- [EXERCISE REQUIREMENTS]
Separate out the lines that hold "办公电话".

- [STORED ROWS]
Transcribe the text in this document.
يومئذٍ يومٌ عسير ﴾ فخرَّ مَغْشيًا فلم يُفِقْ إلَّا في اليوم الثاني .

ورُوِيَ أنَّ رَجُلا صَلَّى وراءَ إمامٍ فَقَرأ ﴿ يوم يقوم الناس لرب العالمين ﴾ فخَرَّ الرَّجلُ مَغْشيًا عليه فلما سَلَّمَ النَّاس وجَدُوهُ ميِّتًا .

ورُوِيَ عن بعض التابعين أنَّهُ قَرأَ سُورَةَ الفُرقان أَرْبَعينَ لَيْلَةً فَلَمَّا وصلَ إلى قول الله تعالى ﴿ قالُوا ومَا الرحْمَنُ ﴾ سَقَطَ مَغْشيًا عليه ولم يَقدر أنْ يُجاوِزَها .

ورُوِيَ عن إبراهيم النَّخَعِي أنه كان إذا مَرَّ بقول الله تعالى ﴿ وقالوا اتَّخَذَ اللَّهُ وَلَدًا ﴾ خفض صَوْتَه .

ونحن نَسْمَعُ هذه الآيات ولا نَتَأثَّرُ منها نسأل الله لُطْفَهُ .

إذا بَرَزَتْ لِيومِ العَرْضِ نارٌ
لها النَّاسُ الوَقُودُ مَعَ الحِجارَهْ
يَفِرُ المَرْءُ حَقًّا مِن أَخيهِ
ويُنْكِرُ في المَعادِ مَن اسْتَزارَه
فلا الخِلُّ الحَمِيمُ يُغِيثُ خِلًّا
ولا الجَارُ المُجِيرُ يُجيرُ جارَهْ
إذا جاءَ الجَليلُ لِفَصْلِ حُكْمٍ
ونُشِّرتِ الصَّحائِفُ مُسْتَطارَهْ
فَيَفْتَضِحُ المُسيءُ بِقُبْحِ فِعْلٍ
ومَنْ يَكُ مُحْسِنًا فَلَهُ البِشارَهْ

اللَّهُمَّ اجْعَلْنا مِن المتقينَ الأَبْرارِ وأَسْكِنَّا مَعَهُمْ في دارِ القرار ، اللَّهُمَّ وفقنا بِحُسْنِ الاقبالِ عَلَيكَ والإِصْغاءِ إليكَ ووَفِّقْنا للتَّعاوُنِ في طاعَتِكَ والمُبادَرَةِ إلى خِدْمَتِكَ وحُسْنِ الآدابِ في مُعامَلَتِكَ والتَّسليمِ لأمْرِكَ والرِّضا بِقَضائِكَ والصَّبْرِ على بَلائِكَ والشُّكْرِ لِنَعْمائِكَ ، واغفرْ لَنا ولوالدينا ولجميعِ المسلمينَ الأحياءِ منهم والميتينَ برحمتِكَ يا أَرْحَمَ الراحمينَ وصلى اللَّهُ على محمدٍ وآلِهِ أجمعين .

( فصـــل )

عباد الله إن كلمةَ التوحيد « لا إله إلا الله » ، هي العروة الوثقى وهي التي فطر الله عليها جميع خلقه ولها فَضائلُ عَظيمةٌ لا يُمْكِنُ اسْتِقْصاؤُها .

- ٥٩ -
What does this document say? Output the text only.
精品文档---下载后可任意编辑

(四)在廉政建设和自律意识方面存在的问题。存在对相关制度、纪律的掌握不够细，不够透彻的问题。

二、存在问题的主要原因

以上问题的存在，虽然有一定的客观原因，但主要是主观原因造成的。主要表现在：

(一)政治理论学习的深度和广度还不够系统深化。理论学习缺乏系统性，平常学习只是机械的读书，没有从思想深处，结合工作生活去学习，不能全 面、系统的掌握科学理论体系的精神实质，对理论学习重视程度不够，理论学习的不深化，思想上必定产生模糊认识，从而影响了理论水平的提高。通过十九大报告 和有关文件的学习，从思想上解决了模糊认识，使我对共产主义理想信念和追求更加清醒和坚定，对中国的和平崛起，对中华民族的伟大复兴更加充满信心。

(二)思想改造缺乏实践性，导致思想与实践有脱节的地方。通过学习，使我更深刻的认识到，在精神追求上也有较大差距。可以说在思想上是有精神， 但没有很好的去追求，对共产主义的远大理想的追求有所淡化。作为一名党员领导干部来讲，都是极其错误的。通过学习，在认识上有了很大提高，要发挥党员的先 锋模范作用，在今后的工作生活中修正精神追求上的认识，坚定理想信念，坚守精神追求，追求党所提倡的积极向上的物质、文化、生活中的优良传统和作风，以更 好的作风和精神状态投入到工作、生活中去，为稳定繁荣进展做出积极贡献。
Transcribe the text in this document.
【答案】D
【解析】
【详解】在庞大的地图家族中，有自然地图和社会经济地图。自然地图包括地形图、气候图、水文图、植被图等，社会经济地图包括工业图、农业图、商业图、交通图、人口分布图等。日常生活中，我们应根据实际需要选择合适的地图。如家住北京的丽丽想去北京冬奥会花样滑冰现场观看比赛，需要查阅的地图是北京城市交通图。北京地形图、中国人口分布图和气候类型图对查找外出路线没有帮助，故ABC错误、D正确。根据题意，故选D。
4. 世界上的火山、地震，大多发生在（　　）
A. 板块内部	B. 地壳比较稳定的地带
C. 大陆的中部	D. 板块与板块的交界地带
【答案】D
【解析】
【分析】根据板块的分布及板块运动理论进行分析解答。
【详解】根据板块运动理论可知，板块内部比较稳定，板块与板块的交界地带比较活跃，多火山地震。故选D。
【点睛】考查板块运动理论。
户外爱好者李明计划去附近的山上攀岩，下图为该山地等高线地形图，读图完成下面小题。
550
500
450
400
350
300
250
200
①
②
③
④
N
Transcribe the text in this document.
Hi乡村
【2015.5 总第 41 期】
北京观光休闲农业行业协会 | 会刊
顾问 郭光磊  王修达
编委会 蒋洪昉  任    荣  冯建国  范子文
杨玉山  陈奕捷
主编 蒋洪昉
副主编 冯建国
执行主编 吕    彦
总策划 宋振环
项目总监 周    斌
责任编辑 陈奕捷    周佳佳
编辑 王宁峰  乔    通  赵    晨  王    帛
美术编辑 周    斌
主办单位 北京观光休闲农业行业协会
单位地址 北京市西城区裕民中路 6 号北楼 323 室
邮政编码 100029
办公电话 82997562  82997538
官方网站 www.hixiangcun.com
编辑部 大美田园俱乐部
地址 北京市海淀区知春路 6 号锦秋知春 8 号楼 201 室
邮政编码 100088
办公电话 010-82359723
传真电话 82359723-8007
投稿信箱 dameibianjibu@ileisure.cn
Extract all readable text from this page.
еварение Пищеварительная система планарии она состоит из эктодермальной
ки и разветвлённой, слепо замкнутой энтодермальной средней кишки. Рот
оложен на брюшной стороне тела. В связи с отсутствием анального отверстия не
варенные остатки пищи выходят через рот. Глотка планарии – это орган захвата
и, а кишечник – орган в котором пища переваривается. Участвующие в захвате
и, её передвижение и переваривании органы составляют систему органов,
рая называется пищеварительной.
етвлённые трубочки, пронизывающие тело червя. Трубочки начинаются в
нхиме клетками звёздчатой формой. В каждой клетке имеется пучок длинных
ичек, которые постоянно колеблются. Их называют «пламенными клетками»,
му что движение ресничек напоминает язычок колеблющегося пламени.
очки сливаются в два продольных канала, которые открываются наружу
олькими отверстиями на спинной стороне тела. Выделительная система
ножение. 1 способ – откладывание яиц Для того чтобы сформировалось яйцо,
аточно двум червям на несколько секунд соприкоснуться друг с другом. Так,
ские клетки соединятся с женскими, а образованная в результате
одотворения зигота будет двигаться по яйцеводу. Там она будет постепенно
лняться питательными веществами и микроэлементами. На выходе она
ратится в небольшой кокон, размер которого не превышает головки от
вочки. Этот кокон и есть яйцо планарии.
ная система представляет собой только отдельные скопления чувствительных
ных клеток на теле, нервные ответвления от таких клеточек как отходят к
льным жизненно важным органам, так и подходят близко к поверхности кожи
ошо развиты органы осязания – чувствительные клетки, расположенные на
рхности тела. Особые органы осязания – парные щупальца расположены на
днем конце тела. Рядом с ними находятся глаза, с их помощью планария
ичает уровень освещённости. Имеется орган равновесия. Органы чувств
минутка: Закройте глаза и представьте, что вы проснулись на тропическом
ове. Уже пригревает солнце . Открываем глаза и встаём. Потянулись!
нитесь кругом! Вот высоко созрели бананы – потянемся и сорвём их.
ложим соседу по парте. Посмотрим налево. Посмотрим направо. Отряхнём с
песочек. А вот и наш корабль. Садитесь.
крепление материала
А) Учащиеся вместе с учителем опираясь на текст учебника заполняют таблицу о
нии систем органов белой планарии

- [RESULT FOR THIS TASK]
办公电话 82997562  82997538
办公电话 010-82359723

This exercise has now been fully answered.